* **Lines of data**
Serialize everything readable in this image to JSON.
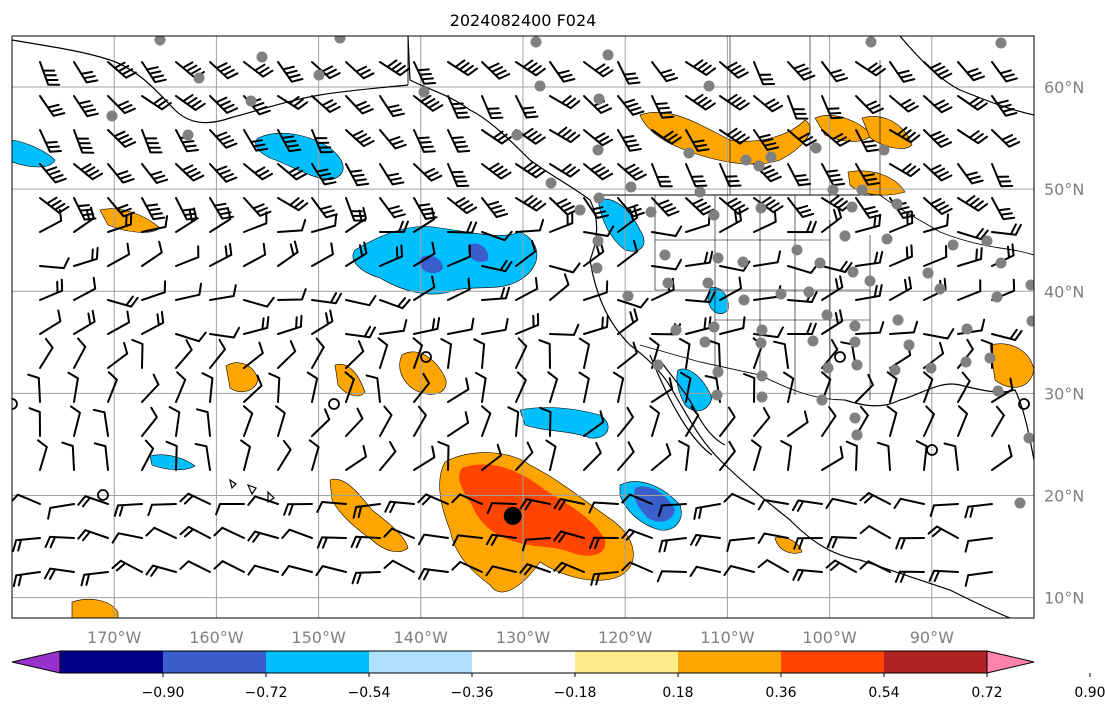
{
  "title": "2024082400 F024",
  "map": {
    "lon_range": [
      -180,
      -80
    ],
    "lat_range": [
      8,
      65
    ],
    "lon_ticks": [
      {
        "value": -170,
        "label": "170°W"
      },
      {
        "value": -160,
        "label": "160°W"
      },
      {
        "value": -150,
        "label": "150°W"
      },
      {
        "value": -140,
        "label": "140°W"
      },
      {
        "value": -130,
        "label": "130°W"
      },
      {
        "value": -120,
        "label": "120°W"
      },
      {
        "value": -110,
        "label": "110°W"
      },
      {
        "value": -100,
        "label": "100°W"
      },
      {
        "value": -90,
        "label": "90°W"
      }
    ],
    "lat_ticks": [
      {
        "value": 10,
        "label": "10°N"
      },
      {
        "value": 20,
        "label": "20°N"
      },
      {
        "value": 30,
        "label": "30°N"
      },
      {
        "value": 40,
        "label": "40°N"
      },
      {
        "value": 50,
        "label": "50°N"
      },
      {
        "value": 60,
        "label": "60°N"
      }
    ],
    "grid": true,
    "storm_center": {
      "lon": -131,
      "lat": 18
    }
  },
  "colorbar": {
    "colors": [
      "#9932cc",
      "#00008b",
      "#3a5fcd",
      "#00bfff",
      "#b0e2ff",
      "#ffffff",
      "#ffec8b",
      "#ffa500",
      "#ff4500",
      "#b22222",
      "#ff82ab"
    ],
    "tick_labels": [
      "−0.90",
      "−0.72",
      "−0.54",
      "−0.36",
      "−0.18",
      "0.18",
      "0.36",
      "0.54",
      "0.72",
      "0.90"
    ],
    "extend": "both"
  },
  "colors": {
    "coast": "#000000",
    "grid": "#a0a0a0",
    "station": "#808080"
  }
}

...

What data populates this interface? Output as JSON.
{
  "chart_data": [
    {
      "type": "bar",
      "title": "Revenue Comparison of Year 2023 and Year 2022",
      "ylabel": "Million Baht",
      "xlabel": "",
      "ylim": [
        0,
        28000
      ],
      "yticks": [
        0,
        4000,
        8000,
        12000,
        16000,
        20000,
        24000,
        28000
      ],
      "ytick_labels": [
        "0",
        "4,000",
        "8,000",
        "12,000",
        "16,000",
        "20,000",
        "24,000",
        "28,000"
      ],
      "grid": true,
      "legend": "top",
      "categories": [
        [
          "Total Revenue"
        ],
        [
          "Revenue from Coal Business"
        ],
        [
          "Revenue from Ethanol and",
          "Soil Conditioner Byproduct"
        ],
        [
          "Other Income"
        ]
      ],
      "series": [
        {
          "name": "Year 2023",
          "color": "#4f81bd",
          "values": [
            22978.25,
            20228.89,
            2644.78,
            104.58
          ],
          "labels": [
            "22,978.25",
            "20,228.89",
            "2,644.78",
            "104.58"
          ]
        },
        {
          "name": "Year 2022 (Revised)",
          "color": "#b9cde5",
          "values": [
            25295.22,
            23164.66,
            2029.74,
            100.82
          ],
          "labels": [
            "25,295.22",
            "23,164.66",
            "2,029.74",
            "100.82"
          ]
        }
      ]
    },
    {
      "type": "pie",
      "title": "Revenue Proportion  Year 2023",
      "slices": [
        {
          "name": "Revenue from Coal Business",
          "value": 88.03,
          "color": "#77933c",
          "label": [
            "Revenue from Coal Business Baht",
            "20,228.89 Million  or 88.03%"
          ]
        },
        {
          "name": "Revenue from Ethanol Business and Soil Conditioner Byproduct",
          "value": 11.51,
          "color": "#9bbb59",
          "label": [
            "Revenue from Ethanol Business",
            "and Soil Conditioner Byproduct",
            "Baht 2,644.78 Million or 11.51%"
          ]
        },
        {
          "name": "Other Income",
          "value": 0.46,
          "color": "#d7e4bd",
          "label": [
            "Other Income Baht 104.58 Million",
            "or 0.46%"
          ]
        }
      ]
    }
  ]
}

* **Task instructions**
Work out how many lines of the data hold the string "this". Reply with that number alone.

* **Response below**
2